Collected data

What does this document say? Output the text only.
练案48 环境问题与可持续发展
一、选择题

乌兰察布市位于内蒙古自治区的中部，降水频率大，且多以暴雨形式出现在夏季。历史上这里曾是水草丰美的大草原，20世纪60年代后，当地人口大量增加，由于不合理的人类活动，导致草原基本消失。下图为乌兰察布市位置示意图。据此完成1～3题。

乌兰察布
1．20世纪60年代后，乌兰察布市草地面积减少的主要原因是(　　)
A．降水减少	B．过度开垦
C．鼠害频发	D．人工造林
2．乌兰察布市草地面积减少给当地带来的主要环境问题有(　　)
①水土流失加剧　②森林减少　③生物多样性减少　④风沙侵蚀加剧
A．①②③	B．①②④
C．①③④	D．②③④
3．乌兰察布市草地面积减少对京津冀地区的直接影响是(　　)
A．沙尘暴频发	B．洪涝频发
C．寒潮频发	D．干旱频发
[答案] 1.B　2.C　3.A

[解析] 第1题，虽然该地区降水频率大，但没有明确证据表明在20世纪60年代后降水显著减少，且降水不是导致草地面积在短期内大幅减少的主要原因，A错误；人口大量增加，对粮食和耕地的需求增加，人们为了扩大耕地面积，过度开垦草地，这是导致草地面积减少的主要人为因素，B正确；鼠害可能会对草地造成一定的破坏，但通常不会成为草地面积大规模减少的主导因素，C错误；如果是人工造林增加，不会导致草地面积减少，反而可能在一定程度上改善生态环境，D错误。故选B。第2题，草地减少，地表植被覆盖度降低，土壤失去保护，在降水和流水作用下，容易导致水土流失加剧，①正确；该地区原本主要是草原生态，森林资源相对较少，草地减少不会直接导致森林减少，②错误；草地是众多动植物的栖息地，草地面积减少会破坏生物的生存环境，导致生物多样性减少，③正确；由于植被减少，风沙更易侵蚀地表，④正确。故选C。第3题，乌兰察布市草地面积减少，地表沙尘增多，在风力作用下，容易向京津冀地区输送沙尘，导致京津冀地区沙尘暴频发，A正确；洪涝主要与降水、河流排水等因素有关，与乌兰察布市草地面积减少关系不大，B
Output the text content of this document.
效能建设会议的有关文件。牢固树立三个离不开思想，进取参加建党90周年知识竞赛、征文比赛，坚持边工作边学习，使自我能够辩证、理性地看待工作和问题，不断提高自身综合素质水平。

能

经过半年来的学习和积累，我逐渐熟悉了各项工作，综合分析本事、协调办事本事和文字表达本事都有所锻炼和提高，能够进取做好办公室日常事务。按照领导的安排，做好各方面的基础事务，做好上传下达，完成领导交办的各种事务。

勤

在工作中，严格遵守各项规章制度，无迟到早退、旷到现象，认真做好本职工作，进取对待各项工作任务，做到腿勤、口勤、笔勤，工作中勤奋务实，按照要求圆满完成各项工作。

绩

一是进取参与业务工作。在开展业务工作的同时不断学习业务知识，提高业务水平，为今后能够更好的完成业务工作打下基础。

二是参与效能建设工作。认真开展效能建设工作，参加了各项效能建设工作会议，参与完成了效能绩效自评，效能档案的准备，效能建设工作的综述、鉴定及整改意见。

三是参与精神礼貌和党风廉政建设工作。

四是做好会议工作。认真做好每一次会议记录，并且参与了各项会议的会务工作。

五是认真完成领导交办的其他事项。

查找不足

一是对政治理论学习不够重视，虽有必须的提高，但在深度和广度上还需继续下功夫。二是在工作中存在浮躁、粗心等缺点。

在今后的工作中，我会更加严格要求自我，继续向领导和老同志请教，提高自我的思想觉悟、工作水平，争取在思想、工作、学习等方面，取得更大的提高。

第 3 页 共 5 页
* * *
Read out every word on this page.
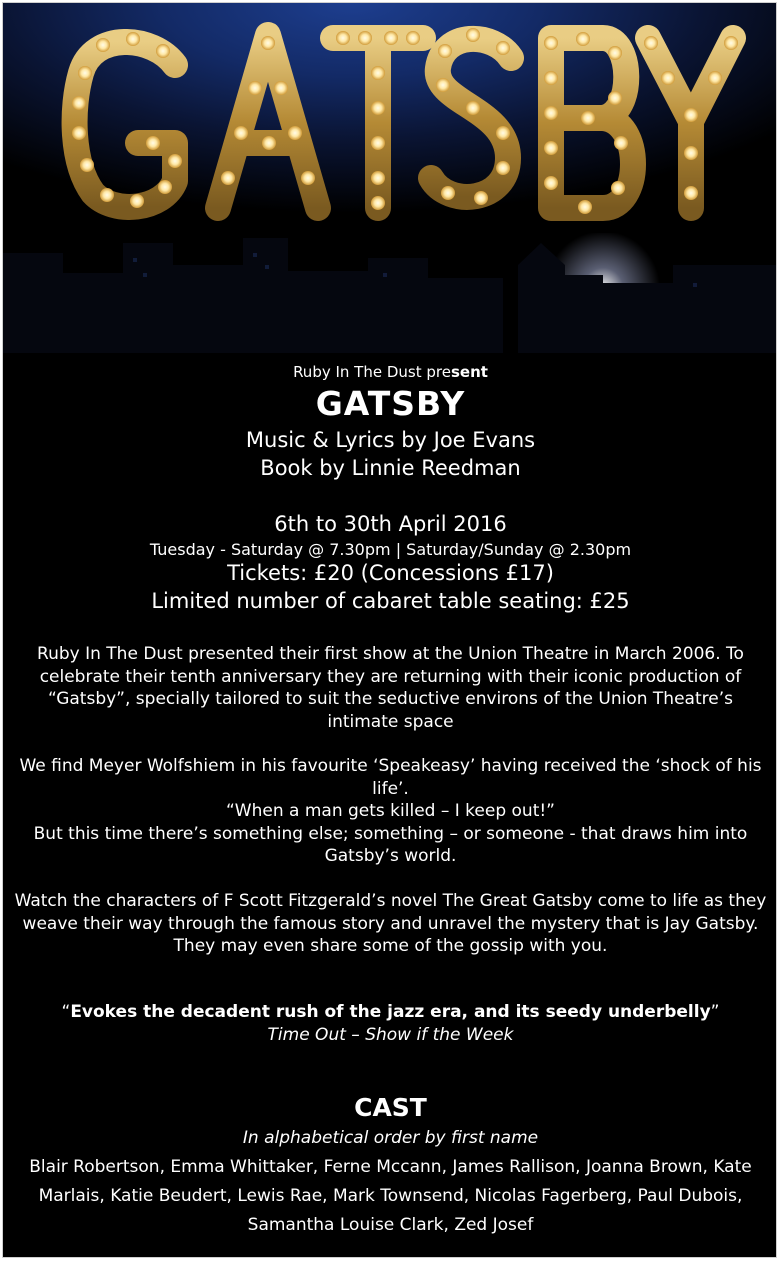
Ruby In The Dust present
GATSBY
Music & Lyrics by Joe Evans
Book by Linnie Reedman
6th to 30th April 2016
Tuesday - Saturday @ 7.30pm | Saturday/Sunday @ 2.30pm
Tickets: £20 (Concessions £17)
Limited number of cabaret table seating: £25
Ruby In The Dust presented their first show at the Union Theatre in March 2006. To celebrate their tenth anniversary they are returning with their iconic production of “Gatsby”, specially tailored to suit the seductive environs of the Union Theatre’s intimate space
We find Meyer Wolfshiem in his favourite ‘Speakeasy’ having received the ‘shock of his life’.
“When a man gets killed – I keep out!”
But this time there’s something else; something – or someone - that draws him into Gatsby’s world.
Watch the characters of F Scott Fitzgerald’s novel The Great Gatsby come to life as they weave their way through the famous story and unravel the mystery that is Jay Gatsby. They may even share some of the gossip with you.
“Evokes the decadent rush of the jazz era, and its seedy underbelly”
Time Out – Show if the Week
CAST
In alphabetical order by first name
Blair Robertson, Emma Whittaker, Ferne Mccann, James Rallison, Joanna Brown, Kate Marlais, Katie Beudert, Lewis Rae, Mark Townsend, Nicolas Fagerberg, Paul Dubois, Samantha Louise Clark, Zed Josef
---
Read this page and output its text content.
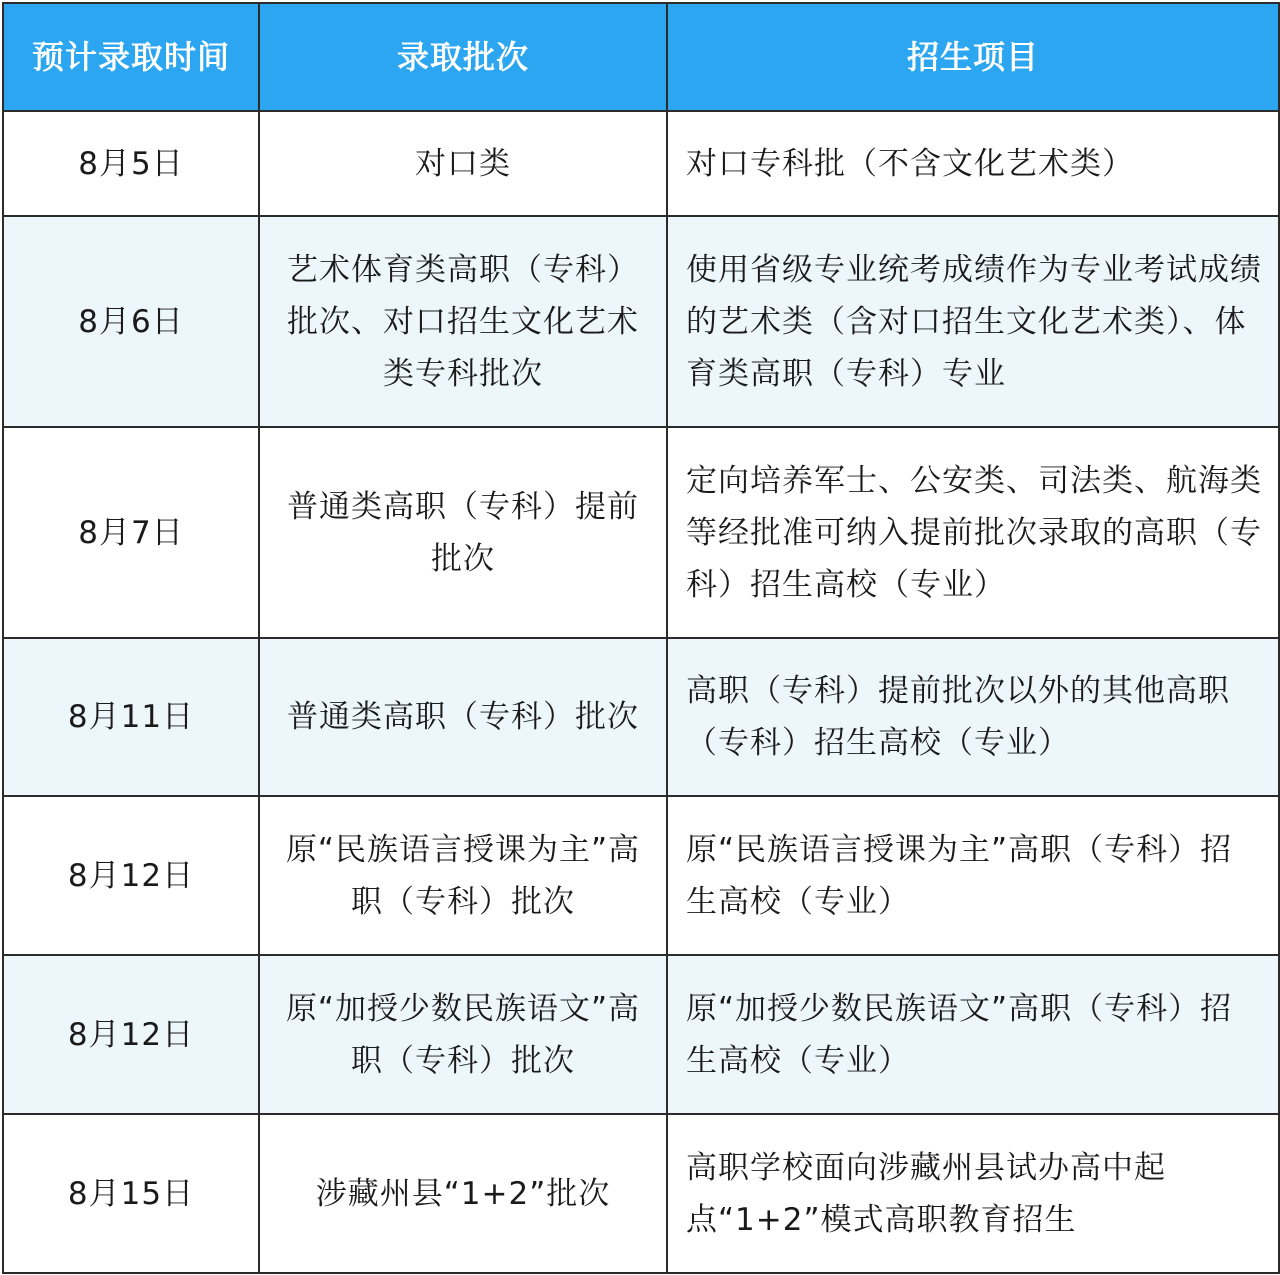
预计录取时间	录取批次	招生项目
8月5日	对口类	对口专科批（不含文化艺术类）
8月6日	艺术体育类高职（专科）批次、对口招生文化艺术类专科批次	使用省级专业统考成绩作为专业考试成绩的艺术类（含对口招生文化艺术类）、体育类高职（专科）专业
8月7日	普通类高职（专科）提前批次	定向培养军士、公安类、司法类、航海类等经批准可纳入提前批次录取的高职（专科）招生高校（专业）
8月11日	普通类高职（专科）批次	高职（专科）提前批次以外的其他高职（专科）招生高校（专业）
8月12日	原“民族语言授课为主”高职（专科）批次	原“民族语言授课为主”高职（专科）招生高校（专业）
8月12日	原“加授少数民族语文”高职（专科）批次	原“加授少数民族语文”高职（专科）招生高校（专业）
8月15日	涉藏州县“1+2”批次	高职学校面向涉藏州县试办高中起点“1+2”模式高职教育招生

GIVEN TASK: Pick each line holding the word "page" out of the listing.

FINAL RESULT:
Read out every word on this page.
Read this page and output its text content.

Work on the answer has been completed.